■ Supplied records:
* begin *
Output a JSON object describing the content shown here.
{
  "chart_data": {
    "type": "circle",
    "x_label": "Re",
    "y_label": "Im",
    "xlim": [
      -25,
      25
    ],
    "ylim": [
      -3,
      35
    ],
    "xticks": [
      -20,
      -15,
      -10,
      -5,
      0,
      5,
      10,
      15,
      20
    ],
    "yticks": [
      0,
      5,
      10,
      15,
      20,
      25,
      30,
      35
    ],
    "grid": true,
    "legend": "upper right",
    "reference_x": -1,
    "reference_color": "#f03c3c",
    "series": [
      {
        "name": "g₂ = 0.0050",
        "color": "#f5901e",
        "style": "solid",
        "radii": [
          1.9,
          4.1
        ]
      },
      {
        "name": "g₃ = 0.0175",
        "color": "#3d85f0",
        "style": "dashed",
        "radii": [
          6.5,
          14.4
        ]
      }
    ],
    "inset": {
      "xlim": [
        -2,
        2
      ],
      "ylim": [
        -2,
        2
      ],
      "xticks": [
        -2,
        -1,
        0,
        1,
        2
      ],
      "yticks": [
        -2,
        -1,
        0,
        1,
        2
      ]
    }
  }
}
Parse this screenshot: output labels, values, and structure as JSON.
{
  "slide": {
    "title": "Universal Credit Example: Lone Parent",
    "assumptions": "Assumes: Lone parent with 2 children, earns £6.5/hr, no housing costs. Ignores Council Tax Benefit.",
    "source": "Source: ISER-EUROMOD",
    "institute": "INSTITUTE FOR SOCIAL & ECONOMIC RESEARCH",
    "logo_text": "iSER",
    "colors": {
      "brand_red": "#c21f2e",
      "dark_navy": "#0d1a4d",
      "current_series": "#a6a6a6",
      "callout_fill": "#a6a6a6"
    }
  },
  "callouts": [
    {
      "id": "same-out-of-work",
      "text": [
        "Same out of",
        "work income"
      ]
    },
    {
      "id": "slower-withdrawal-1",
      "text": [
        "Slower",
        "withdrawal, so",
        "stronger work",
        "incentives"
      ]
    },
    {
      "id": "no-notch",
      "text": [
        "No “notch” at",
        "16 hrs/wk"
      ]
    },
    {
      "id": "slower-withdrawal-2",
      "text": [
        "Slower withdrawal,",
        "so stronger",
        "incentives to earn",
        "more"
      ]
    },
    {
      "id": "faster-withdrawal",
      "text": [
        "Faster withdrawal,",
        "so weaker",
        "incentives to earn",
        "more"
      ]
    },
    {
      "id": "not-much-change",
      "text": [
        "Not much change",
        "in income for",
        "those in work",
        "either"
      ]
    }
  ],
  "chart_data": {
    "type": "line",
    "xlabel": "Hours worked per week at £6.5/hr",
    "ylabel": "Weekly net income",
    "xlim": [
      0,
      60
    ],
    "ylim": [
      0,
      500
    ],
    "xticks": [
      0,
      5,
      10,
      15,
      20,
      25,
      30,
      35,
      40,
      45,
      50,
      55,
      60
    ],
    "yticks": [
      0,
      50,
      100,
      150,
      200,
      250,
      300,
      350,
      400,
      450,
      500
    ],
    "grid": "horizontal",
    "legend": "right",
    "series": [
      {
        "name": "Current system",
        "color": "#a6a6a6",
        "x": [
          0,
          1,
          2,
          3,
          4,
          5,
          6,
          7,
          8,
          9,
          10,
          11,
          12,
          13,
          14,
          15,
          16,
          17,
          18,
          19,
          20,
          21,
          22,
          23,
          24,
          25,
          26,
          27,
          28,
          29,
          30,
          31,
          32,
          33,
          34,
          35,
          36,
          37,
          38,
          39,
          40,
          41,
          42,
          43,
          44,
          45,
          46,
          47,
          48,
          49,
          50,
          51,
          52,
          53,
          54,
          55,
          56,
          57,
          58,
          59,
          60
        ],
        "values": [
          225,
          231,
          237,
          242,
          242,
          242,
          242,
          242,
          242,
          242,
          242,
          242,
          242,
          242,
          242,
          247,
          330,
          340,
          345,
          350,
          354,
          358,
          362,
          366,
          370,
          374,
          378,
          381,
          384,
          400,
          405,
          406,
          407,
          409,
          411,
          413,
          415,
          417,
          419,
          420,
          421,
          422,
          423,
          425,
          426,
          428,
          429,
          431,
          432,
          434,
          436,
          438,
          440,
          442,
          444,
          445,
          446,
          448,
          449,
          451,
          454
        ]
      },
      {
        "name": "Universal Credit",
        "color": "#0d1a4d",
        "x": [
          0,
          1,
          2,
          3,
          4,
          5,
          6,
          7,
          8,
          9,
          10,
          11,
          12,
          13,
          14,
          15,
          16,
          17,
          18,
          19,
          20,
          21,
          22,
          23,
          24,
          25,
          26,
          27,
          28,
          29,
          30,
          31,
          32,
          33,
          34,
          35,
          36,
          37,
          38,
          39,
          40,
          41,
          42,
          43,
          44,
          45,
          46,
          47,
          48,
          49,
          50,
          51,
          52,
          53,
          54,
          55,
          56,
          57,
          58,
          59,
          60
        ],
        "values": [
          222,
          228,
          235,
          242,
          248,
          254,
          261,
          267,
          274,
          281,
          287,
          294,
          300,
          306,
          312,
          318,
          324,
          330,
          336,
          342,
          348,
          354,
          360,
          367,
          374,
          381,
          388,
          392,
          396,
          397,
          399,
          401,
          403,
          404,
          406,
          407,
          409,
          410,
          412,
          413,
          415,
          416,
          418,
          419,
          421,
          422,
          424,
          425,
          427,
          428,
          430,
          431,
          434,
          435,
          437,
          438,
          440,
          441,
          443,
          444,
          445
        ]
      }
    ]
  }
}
* end *
■ Set problem: Extract every entry above as it appears.

■ Answer for this exercise:
Output a JSON object describing the content shown here.
{
  "chart_data": {
    "type": "circle",
    "x_label": "Re",
    "y_label": "Im",
    "xlim": [
      -25,
      25
    ],
    "ylim": [
      -3,
      35
    ],
    "xticks": [
      -20,
      -15,
      -10,
      -5,
      0,
      5,
      10,
      15,
      20
    ],
    "yticks": [
      0,
      5,
      10,
      15,
      20,
      25,
      30,
      35
    ],
    "grid": true,
    "legend": "upper right",
    "reference_x": -1,
    "reference_color": "#f03c3c",
    "series": [
      {
        "name": "g₂ = 0.0050",
        "color": "#f5901e",
        "style": "solid",
        "radii": [
          1.9,
          4.1
        ]
      },
      {
        "name": "g₃ = 0.0175",
        "color": "#3d85f0",
        "style": "dashed",
        "radii": [
          6.5,
          14.4
        ]
      }
    ],
    "inset": {
      "xlim": [
        -2,
        2
      ],
      "ylim": [
        -2,
        2
      ],
      "xticks": [
        -2,
        -1,
        0,
        1,
        2
      ],
      "yticks": [
        -2,
        -1,
        0,
        1,
        2
      ]
    }
  }
}
Parse this screenshot: output labels, values, and structure as JSON.
{
  "slide": {
    "title": "Universal Credit Example: Lone Parent",
    "assumptions": "Assumes: Lone parent with 2 children, earns £6.5/hr, no housing costs. Ignores Council Tax Benefit.",
    "source": "Source: ISER-EUROMOD",
    "institute": "INSTITUTE FOR SOCIAL & ECONOMIC RESEARCH",
    "logo_text": "iSER",
    "colors": {
      "brand_red": "#c21f2e",
      "dark_navy": "#0d1a4d",
      "current_series": "#a6a6a6",
      "callout_fill": "#a6a6a6"
    }
  },
  "callouts": [
    {
      "id": "same-out-of-work",
      "text": [
        "Same out of",
        "work income"
      ]
    },
    {
      "id": "slower-withdrawal-1",
      "text": [
        "Slower",
        "withdrawal, so",
        "stronger work",
        "incentives"
      ]
    },
    {
      "id": "no-notch",
      "text": [
        "No “notch” at",
        "16 hrs/wk"
      ]
    },
    {
      "id": "slower-withdrawal-2",
      "text": [
        "Slower withdrawal,",
        "so stronger",
        "incentives to earn",
        "more"
      ]
    },
    {
      "id": "faster-withdrawal",
      "text": [
        "Faster withdrawal,",
        "so weaker",
        "incentives to earn",
        "more"
      ]
    },
    {
      "id": "not-much-change",
      "text": [
        "Not much change",
        "in income for",
        "those in work",
        "either"
      ]
    }
  ],
  "chart_data": {
    "type": "line",
    "xlabel": "Hours worked per week at £6.5/hr",
    "ylabel": "Weekly net income",
    "xlim": [
      0,
      60
    ],
    "ylim": [
      0,
      500
    ],
    "xticks": [
      0,
      5,
      10,
      15,
      20,
      25,
      30,
      35,
      40,
      45,
      50,
      55,
      60
    ],
    "yticks": [
      0,
      50,
      100,
      150,
      200,
      250,
      300,
      350,
      400,
      450,
      500
    ],
    "grid": "horizontal",
    "legend": "right",
    "series": [
      {
        "name": "Current system",
        "color": "#a6a6a6",
        "x": [
          0,
          1,
          2,
          3,
          4,
          5,
          6,
          7,
          8,
          9,
          10,
          11,
          12,
          13,
          14,
          15,
          16,
          17,
          18,
          19,
          20,
          21,
          22,
          23,
          24,
          25,
          26,
          27,
          28,
          29,
          30,
          31,
          32,
          33,
          34,
          35,
          36,
          37,
          38,
          39,
          40,
          41,
          42,
          43,
          44,
          45,
          46,
          47,
          48,
          49,
          50,
          51,
          52,
          53,
          54,
          55,
          56,
          57,
          58,
          59,
          60
        ],
        "values": [
          225,
          231,
          237,
          242,
          242,
          242,
          242,
          242,
          242,
          242,
          242,
          242,
          242,
          242,
          242,
          247,
          330,
          340,
          345,
          350,
          354,
          358,
          362,
          366,
          370,
          374,
          378,
          381,
          384,
          400,
          405,
          406,
          407,
          409,
          411,
          413,
          415,
          417,
          419,
          420,
          421,
          422,
          423,
          425,
          426,
          428,
          429,
          431,
          432,
          434,
          436,
          438,
          440,
          442,
          444,
          445,
          446,
          448,
          449,
          451,
          454
        ]
      },
      {
        "name": "Universal Credit",
        "color": "#0d1a4d",
        "x": [
          0,
          1,
          2,
          3,
          4,
          5,
          6,
          7,
          8,
          9,
          10,
          11,
          12,
          13,
          14,
          15,
          16,
          17,
          18,
          19,
          20,
          21,
          22,
          23,
          24,
          25,
          26,
          27,
          28,
          29,
          30,
          31,
          32,
          33,
          34,
          35,
          36,
          37,
          38,
          39,
          40,
          41,
          42,
          43,
          44,
          45,
          46,
          47,
          48,
          49,
          50,
          51,
          52,
          53,
          54,
          55,
          56,
          57,
          58,
          59,
          60
        ],
        "values": [
          222,
          228,
          235,
          242,
          248,
          254,
          261,
          267,
          274,
          281,
          287,
          294,
          300,
          306,
          312,
          318,
          324,
          330,
          336,
          342,
          348,
          354,
          360,
          367,
          374,
          381,
          388,
          392,
          396,
          397,
          399,
          401,
          403,
          404,
          406,
          407,
          409,
          410,
          412,
          413,
          415,
          416,
          418,
          419,
          421,
          422,
          424,
          425,
          427,
          428,
          430,
          431,
          434,
          435,
          437,
          438,
          440,
          441,
          443,
          444,
          445
        ]
      }
    ]
  }
}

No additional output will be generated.